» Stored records
↓

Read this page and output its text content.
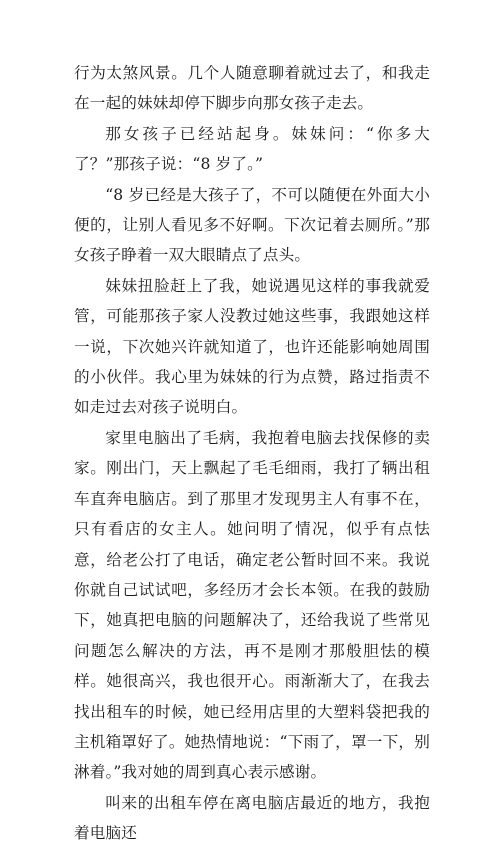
行为太煞风景。几个人随意聊着就过去了，和我走在一起的妹妹却停下脚步向那女孩子走去。

那女孩子已经站起身。妹妹问：“你多大了？”那孩子说：“8 岁了。”

“8 岁已经是大孩子了，不可以随便在外面大小便的，让别人看见多不好啊。下次记着去厕所。”那女孩子睁着一双大眼睛点了点头。

妹妹扭脸赶上了我，她说遇见这样的事我就爱管，可能那孩子家人没教过她这些事，我跟她这样一说，下次她兴许就知道了，也许还能影响她周围的小伙伴。我心里为妹妹的行为点赞，路过指责不如走过去对孩子说明白。

家里电脑出了毛病，我抱着电脑去找保修的卖家。刚出门，天上飘起了毛毛细雨，我打了辆出租车直奔电脑店。到了那里才发现男主人有事不在，只有看店的女主人。她问明了情况，似乎有点怯意，给老公打了电话，确定老公暂时回不来。我说你就自己试试吧，多经历才会长本领。在我的鼓励下，她真把电脑的问题解决了，还给我说了些常见问题怎么解决的方法，再不是刚才那般胆怯的模样。她很高兴，我也很开心。雨渐渐大了，在我去找出租车的时候，她已经用店里的大塑料袋把我的主机箱罩好了。她热情地说：“下雨了，罩一下，别淋着。”我对她的周到真心表示感谢。

叫来的出租车停在离电脑店最近的地方，我抱着电脑还
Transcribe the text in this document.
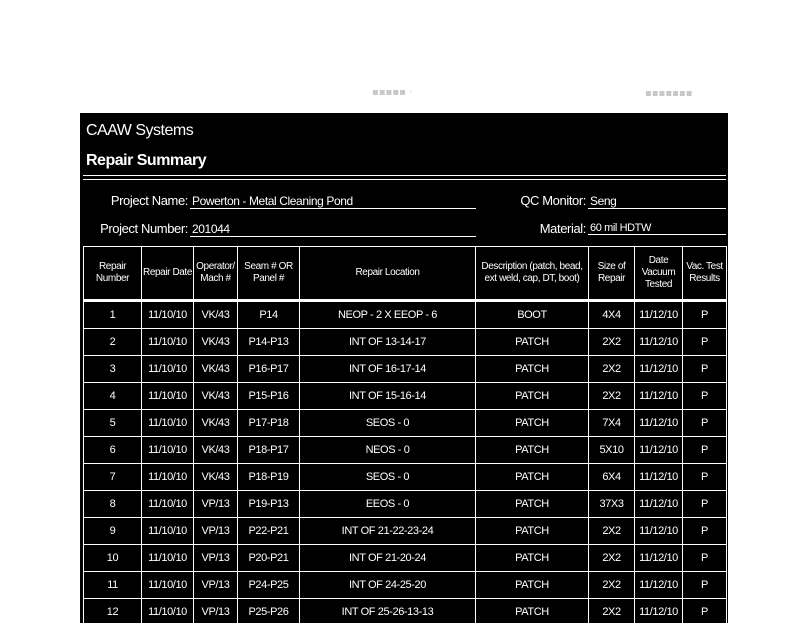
▪▪▪▪▪ ·	▪▪▪▪▪▪▪
CAAW Systems
Repair Summary
Project Name: Powerton - Metal Cleaning Pond	QC Monitor: Seng
Project Number: 201044	Material: 60 mil HDTW
Repair Number	Repair Date	Operator/ Mach #	Seam # OR Panel #	Repair Location	Description (patch, bead, ext weld, cap, DT, boot)	Size of Repair	Date Vacuum Tested	Vac. Test Results
1	11/10/10	VK/43	P14	NEOP - 2 X EEOP - 6	BOOT	4X4	11/12/10	P
2	11/10/10	VK/43	P14-P13	INT OF 13-14-17	PATCH	2X2	11/12/10	P
3	11/10/10	VK/43	P16-P17	INT OF 16-17-14	PATCH	2X2	11/12/10	P
4	11/10/10	VK/43	P15-P16	INT OF 15-16-14	PATCH	2X2	11/12/10	P
5	11/10/10	VK/43	P17-P18	SEOS - 0	PATCH	7X4	11/12/10	P
6	11/10/10	VK/43	P18-P17	NEOS - 0	PATCH	5X10	11/12/10	P
7	11/10/10	VK/43	P18-P19	SEOS - 0	PATCH	6X4	11/12/10	P
8	11/10/10	VP/13	P19-P13	EEOS - 0	PATCH	37X3	11/12/10	P
9	11/10/10	VP/13	P22-P21	INT OF 21-22-23-24	PATCH	2X2	11/12/10	P
10	11/10/10	VP/13	P20-P21	INT OF 21-20-24	PATCH	2X2	11/12/10	P
11	11/10/10	VP/13	P24-P25	INT OF 24-25-20	PATCH	2X2	11/12/10	P
12	11/10/10	VP/13	P25-P26	INT OF 25-26-13-13	PATCH	2X2	11/12/10	P
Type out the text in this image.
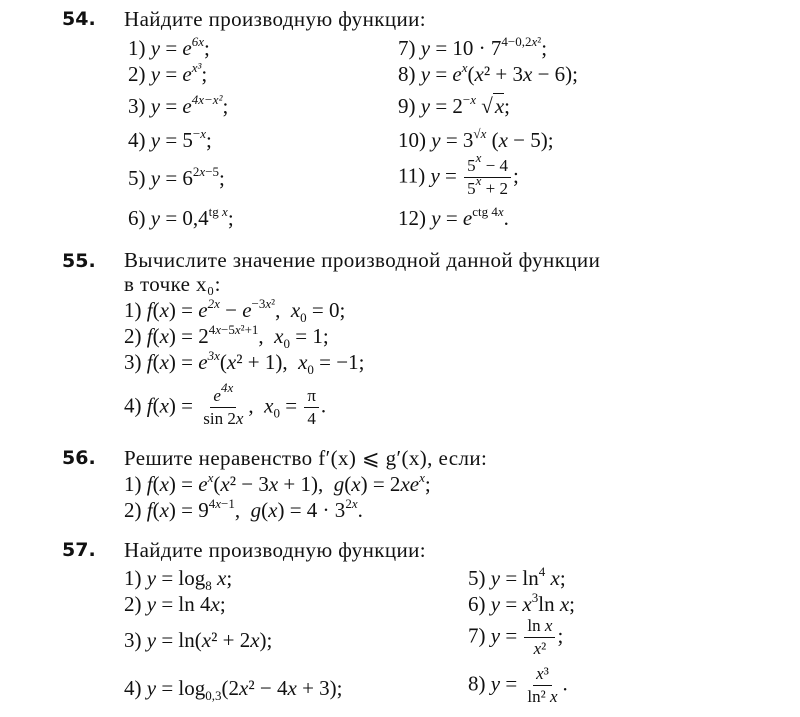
54. Найдите производную функции:
1) $y = e^{6x}$;
2) $y = e^{x^3}$;
3) $y = e^{4x-x^2}$;
4) $y = 5^{-x}$;
5) $y = 6^{2x-5}$;
6) $y = 0,4^{tg x}$;
7) $y = 10 \cdot 7^{4-0,2x^2}$;
8) $y = e^x(x^2 + 3x - 6)$;
9) $y = 2^{-x}$ √x;
10) $y = 3^{√x}$ (x − 5);
11) $y = \frac{5^x - 4}{5^x + 2}$ ;
12) $y = e^{ctg 4x}$.
55. Вычислите значение производной данной функции
в точке x₀:
1) $f(x) = e^{2x} - e^{-3x^2}$,  $x_0 = 0$;
2) $f(x) = 2^{4x-5x^2+1}$,  $x_0 = 1$;
3) $f(x) = e^{3x}(x^2 + 1)$,  $x_0 = -1$;
4) $f(x) = \frac{e^{4x}}{\sin 2x}$ ,  $x_0 = \frac{\pi}{4}$ .
56. Решите неравенство f′(x) ⩽ g′(x), если:
1) $f(x) = e^x(x^2 - 3x + 1)$,  $g(x) = 2xe^x$;
2) $f(x) = 9^{4x-1}$,  $g(x) = 4 \cdot 3^{2x}$.
57. Найдите производную функции:
1) $y = \log_8 x$;
2) y = ln 4x;
3) y = ln(x² + 2x);
4) $y = \log_{0,3}(2x^2 - 4x + 3)$;
5) $y = \ln^4 x$;
6) $y = x^3\ln$ x;
7) $y = \frac{\text{ln x}}{\text{x²}}$ ;
8) $y = \frac{\text{x³}}{\text{ln² x}}$ .
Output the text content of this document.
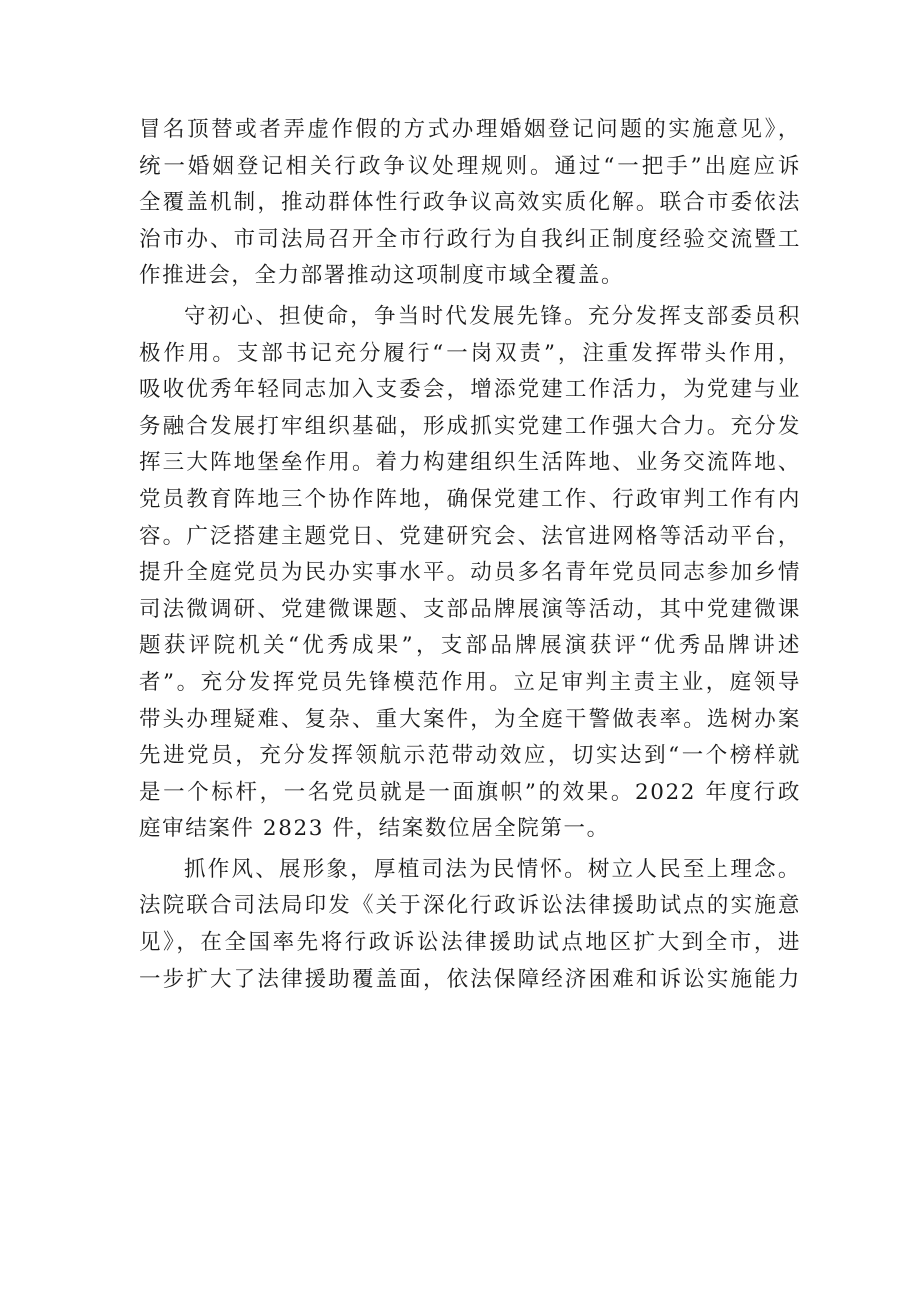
冒名顶替或者弄虚作假的方式办理婚姻登记问题的实施意见》，
统一婚姻登记相关行政争议处理规则。通过“一把手”出庭应诉
全覆盖机制，推动群体性行政争议高效实质化解。联合市委依法
治市办、市司法局召开全市行政行为自我纠正制度经验交流暨工
作推进会，全力部署推动这项制度市域全覆盖。
守初心、担使命，争当时代发展先锋。充分发挥支部委员积
极作用。支部书记充分履行“一岗双责”，注重发挥带头作用，
吸收优秀年轻同志加入支委会，增添党建工作活力，为党建与业
务融合发展打牢组织基础，形成抓实党建工作强大合力。充分发
挥三大阵地堡垒作用。着力构建组织生活阵地、业务交流阵地、
党员教育阵地三个协作阵地，确保党建工作、行政审判工作有内
容。广泛搭建主题党日、党建研究会、法官进网格等活动平台，
提升全庭党员为民办实事水平。动员多名青年党员同志参加乡情
司法微调研、党建微课题、支部品牌展演等活动，其中党建微课
题获评院机关“优秀成果”，支部品牌展演获评“优秀品牌讲述
者”。充分发挥党员先锋模范作用。立足审判主责主业，庭领导
带头办理疑难、复杂、重大案件，为全庭干警做表率。选树办案
先进党员，充分发挥领航示范带动效应，切实达到“一个榜样就
是一个标杆，一名党员就是一面旗帜”的效果。2022 年度行政
庭审结案件 2823 件，结案数位居全院第一。
抓作风、展形象，厚植司法为民情怀。树立人民至上理念。
法院联合司法局印发《关于深化行政诉讼法律援助试点的实施意
见》，在全国率先将行政诉讼法律援助试点地区扩大到全市，进
一步扩大了法律援助覆盖面，依法保障经济困难和诉讼实施能力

↑

» Your instructions
In the records above, how many lines include "функции"? Give that number and nothing more.

» Answer to the task
3